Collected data

....

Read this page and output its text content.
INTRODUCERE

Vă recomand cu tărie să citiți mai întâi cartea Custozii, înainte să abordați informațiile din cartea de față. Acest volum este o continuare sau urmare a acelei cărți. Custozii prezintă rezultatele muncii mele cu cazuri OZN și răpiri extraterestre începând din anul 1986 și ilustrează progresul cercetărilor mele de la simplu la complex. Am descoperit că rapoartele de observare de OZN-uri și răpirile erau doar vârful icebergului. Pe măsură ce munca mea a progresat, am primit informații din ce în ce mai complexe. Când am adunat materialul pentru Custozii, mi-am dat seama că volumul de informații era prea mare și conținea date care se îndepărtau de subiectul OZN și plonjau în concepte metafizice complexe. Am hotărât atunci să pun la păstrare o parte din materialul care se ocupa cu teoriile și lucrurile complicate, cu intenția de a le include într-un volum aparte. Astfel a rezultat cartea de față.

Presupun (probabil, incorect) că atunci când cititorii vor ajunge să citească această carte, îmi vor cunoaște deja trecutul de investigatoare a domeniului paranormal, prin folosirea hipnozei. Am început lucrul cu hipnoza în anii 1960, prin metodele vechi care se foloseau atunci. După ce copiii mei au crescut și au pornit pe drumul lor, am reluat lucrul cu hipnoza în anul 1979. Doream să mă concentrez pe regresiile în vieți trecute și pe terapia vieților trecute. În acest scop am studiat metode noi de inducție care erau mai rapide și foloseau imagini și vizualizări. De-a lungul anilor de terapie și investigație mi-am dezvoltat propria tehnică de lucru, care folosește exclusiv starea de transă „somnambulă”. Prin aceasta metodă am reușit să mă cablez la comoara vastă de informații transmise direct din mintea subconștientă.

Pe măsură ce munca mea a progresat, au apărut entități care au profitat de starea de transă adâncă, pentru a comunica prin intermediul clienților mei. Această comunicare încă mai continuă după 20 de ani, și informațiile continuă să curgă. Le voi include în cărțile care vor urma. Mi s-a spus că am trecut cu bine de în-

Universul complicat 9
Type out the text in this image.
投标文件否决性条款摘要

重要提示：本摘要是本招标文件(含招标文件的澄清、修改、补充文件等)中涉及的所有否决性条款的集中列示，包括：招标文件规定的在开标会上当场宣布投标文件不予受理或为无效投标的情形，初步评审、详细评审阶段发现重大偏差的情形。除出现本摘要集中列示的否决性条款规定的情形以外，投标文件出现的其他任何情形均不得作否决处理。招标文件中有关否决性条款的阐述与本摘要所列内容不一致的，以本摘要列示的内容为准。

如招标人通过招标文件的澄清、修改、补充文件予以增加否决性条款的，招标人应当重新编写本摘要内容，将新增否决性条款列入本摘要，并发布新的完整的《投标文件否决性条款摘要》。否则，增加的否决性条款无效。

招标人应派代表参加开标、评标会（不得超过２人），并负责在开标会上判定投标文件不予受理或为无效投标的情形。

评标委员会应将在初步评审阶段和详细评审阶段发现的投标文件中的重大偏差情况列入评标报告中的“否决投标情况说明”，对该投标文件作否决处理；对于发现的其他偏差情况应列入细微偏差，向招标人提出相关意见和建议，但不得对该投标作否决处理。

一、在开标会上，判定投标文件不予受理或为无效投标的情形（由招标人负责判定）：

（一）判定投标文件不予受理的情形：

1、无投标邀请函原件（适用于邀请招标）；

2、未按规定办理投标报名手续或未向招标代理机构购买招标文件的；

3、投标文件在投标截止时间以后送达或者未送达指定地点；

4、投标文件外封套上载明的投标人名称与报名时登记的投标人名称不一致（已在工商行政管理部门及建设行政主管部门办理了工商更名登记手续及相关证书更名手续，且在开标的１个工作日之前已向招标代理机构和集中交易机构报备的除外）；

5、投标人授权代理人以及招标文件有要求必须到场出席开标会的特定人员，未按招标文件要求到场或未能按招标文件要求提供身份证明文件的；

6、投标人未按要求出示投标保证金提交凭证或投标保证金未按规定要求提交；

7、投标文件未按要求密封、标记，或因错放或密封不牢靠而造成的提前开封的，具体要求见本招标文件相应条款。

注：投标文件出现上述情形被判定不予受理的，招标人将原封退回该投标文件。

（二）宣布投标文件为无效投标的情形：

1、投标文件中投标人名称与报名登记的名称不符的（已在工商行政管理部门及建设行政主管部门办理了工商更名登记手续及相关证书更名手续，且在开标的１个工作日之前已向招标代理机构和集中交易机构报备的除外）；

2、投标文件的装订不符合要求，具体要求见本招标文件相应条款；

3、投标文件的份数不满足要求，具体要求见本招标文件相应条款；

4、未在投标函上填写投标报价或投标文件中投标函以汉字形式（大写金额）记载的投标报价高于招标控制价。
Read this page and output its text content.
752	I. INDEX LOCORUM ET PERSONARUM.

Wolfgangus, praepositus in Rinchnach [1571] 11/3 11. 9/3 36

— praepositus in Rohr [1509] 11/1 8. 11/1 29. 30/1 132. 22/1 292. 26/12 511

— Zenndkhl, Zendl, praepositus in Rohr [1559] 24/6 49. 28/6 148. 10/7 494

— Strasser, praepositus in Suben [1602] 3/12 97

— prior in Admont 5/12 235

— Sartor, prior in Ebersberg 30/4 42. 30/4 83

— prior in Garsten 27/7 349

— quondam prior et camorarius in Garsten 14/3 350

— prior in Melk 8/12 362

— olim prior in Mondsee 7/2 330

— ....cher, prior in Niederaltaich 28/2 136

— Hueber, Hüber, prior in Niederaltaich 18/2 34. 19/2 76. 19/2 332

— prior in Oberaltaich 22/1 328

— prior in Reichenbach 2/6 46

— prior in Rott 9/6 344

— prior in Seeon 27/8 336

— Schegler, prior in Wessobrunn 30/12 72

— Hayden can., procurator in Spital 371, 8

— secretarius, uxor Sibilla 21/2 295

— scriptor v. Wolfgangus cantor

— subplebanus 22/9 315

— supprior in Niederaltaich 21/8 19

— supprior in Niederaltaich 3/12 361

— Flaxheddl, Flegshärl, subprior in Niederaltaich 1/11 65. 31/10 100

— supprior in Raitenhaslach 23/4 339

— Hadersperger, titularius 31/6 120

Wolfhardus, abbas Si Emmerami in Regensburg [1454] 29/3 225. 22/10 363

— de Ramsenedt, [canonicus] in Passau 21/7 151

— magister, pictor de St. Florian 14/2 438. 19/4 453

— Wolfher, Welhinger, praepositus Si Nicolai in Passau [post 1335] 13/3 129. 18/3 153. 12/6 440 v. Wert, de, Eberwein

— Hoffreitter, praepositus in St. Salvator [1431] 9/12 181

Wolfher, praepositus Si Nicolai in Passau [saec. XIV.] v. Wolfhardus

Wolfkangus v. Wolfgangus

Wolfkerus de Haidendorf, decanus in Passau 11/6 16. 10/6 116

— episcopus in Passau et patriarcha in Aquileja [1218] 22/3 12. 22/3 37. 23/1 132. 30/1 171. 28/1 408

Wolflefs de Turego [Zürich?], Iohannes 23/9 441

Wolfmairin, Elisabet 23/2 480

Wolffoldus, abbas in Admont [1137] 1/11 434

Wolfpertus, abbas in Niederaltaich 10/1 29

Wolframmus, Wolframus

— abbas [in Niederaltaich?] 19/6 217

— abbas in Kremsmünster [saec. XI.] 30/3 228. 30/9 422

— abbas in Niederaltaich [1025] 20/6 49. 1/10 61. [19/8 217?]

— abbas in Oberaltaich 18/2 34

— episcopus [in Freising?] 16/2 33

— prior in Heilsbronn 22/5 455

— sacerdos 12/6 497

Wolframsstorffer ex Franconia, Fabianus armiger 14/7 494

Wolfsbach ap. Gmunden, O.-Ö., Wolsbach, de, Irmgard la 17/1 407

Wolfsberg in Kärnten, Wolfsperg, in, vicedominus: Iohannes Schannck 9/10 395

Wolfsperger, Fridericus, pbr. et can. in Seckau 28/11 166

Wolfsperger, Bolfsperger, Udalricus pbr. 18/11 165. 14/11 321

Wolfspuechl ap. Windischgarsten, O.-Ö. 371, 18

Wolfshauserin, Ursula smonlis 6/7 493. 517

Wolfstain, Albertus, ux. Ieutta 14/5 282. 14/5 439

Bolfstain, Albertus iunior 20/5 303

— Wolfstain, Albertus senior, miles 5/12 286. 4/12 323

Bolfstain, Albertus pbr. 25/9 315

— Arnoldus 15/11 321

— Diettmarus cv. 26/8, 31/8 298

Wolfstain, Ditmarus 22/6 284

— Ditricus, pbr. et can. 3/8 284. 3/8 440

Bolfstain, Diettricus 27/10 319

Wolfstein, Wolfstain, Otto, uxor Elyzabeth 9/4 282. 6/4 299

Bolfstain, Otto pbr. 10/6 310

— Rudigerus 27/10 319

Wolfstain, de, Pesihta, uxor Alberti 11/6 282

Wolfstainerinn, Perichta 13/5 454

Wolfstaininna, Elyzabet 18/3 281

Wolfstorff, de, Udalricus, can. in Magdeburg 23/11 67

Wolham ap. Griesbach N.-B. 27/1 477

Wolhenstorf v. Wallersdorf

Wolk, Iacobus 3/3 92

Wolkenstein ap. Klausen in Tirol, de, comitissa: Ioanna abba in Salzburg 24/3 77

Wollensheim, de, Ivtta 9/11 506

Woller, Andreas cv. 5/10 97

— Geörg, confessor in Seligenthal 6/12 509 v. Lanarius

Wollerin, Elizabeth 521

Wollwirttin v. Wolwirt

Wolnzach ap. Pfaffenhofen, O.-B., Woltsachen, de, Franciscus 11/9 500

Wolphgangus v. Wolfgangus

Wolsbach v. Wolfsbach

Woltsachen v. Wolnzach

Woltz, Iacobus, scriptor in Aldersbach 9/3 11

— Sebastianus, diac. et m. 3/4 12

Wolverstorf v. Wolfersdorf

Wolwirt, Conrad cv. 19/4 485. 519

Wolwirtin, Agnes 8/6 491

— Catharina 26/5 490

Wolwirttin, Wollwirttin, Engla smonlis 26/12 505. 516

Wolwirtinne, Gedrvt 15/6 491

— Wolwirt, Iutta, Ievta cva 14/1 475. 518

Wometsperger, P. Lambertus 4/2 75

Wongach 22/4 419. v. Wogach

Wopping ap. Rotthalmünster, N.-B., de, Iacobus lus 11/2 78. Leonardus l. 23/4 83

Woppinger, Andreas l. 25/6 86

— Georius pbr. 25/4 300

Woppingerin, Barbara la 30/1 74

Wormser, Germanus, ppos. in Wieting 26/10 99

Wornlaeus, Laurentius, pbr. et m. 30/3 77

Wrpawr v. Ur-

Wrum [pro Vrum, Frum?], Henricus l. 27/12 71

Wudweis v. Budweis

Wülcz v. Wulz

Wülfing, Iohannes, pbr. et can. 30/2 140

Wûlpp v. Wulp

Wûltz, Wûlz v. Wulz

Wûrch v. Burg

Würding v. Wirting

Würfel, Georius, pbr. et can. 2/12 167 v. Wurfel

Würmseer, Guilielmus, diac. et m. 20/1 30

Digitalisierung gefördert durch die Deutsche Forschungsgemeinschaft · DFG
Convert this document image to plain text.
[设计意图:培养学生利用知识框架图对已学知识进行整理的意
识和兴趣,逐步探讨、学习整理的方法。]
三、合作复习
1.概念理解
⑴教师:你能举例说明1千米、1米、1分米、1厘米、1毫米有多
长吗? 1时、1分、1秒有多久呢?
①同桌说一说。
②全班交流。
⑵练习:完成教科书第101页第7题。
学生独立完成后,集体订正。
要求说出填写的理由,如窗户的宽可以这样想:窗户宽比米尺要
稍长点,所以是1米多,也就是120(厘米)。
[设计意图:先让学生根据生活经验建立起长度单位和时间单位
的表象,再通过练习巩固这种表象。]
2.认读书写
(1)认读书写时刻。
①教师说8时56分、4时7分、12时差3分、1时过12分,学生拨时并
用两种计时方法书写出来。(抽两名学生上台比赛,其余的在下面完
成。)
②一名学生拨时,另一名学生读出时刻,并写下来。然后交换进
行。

....

--- TASK DESCRIPTION ---
Identify all lines in the records above with the word "投标文件否决性条款摘要".

--- RESULT OF THE EXERCISE ---
投标文件否决性条款摘要
如招标人通过招标文件的澄清、修改、补充文件予以增加否决性条款的，招标人应当重新编写本摘要内容，将新增否决性条款列入本摘要，并发布新的完整的《投标文件否决性条款摘要》。否则，增加的否决性条款无效。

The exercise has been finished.